## TASK TO COMPLETE
Pull out every line containing the string "vitais".

## DATASET ROWS
--- begin ---

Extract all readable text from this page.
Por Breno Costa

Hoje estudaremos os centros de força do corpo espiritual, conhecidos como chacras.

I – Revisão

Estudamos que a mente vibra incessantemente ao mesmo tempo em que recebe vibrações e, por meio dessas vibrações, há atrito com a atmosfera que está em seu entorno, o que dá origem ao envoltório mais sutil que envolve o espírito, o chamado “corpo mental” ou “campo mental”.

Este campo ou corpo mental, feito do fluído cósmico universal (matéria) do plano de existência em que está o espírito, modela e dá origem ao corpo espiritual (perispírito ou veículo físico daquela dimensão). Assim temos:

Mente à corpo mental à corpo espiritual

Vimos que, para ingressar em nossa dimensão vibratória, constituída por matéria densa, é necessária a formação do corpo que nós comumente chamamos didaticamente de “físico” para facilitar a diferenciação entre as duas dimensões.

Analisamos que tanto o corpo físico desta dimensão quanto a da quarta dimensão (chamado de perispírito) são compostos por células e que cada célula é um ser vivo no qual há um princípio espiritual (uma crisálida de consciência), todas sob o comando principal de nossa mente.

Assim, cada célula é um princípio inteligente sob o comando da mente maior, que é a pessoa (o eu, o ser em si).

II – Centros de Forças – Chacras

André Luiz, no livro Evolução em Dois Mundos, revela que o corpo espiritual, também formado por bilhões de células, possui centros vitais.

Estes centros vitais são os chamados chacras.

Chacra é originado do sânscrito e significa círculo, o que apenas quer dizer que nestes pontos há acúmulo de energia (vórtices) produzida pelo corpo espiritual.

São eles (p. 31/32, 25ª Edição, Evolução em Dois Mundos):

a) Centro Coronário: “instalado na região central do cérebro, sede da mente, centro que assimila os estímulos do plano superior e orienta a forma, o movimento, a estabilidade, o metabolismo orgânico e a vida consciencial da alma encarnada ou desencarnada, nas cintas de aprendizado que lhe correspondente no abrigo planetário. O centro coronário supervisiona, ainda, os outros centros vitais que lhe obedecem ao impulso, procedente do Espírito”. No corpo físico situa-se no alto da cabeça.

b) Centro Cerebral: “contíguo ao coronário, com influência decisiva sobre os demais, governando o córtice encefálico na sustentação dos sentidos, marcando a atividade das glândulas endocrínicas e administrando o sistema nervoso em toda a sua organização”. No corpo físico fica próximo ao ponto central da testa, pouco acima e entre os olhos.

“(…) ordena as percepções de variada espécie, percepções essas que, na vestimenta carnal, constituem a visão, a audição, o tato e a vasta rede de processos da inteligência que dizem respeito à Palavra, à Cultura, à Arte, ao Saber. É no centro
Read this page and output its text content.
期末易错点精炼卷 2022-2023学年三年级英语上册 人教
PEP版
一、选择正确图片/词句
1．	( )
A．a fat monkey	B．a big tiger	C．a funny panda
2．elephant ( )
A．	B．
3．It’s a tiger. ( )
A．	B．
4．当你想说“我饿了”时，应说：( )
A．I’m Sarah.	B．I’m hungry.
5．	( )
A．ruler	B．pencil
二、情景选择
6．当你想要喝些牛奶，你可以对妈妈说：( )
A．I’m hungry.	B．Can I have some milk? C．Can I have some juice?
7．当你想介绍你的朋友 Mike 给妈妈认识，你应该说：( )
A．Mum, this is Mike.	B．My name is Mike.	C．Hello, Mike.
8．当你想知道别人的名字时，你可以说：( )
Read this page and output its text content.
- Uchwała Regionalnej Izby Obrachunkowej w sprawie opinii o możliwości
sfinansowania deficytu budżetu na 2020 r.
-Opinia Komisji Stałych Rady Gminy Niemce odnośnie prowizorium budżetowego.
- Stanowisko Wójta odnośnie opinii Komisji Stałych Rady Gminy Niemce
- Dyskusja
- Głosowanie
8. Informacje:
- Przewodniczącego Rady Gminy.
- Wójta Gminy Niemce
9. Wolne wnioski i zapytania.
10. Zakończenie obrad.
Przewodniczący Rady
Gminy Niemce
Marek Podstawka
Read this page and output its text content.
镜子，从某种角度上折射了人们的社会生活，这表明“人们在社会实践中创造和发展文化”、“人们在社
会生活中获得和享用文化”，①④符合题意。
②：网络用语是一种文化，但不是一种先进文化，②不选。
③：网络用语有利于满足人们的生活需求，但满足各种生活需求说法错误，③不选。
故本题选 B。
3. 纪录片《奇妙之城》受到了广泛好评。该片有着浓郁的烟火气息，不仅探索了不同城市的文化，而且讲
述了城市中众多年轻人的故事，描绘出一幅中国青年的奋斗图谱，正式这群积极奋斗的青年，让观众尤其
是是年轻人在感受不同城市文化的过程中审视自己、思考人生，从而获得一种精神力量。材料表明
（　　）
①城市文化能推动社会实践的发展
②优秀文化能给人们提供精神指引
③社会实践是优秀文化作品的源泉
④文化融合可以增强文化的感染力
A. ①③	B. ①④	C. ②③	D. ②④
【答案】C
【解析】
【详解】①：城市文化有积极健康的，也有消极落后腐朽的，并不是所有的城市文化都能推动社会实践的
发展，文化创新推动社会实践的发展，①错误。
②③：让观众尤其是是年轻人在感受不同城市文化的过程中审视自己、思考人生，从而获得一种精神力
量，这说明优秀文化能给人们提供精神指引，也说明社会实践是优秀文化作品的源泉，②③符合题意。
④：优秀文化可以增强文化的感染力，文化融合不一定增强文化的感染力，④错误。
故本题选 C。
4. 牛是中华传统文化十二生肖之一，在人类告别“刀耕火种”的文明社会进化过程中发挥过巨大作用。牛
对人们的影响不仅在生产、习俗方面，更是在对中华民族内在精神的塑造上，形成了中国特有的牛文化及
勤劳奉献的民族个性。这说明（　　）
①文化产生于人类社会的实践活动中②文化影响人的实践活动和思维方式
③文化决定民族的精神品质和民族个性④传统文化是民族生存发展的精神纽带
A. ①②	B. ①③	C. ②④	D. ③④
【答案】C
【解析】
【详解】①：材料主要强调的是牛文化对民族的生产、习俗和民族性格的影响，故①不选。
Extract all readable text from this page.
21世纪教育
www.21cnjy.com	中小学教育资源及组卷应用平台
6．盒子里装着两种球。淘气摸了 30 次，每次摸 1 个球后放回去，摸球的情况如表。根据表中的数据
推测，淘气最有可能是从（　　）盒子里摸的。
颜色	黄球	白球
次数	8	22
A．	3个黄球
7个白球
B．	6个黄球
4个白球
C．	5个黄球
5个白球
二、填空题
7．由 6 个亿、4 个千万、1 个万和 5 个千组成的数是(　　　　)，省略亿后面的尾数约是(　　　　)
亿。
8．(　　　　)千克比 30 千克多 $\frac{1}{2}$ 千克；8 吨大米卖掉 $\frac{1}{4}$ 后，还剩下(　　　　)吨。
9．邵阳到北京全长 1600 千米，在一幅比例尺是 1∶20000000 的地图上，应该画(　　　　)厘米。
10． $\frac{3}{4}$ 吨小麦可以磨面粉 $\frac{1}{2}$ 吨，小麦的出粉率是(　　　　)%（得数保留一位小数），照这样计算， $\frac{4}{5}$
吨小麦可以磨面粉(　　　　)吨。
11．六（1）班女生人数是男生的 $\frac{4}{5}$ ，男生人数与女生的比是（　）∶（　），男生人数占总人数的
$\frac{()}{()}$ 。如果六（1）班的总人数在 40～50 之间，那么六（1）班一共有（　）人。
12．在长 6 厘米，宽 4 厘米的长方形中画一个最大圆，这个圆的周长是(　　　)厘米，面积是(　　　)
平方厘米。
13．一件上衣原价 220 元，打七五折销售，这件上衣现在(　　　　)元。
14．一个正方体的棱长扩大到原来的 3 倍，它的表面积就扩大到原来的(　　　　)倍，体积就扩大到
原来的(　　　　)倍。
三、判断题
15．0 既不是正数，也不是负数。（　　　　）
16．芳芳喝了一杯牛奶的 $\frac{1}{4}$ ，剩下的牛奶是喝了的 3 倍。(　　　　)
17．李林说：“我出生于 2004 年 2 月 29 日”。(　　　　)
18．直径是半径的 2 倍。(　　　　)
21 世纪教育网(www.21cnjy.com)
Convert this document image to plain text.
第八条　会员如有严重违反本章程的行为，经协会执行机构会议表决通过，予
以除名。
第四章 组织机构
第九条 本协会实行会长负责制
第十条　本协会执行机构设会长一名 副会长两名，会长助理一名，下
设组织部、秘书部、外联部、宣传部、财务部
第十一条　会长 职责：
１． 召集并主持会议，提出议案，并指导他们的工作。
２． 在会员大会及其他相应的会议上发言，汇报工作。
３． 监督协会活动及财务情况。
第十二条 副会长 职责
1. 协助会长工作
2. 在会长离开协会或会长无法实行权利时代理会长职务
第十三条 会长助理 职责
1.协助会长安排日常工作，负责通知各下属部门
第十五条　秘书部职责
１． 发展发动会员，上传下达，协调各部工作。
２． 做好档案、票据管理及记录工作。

--- end ---

## ANSWER TO THE TASK
André Luiz, no livro Evolução em Dois Mundos, revela que o corpo espiritual, também formado por bilhões de células, possui centros vitais.
Estes centros vitais são os chamados chacras.
a) Centro Coronário: “instalado na região central do cérebro, sede da mente, centro que assimila os estímulos do plano superior e orienta a forma, o movimento, a estabilidade, o metabolismo orgânico e a vida consciencial da alma encarnada ou desencarnada, nas cintas de aprendizado que lhe correspondente no abrigo planetário. O centro coronário supervisiona, ainda, os outros centros vitais que lhe obedecem ao impulso, procedente do Espírito”. No corpo físico situa-se no alto da cabeça.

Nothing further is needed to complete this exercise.